We argue that producing maintainable high-performance implementations of finite element methods for multiple targets requires that they are written using a high-level domain-specific language. We make the case for using one such language, the Unified Form Language (UFL), by discussing how it allows the generation of high-performance code from maintainable sources. We support this case by showing that optimal implementations of a finite element solver written for a Graphics Processing Unit and a multicore CPU require the use of different algorithms and data formats that are embodied by the UFL representation. Finally we describe a prototype compiler that generates low-level code from high-level specifications, and outline how the high-level UFL representation can be lowered to facilitate optimisation using existing techniques prior to code generation.
Introduction
The development of finite element codes in low-level languages is complicated and error prone. When a code is ported to a new architecture, much of it must be rewritten in a new language, requiring a large amount of time and effort. This process is complicated by the fact that optimal data layouts and access patterns differ between targets, especially when execution of the code spans multiple architectures. Additionally, the optimal choice of algorithm that implements a given operation depends on characteristics of the target hardware, and even the parameters of a specific problem. To produce efficient implementations in a low-level language, developers must maintain multiple algorithm implementations for multiple targets.

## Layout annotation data
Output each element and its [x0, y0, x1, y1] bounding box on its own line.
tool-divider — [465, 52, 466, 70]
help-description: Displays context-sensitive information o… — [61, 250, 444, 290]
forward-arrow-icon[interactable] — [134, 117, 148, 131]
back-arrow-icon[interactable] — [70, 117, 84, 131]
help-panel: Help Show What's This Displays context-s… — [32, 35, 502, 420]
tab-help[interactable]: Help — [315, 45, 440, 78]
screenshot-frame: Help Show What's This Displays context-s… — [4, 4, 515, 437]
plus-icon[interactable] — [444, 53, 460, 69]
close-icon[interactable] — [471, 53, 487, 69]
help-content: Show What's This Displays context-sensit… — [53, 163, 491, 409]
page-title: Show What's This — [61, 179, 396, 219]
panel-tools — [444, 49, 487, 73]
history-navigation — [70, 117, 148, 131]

## EXERCISE REQUIREMENTS
In the finite element text, which high-level language do the authors argue for using?

## ANSWER FOR THE TASK
The Unified Form Language (UFL).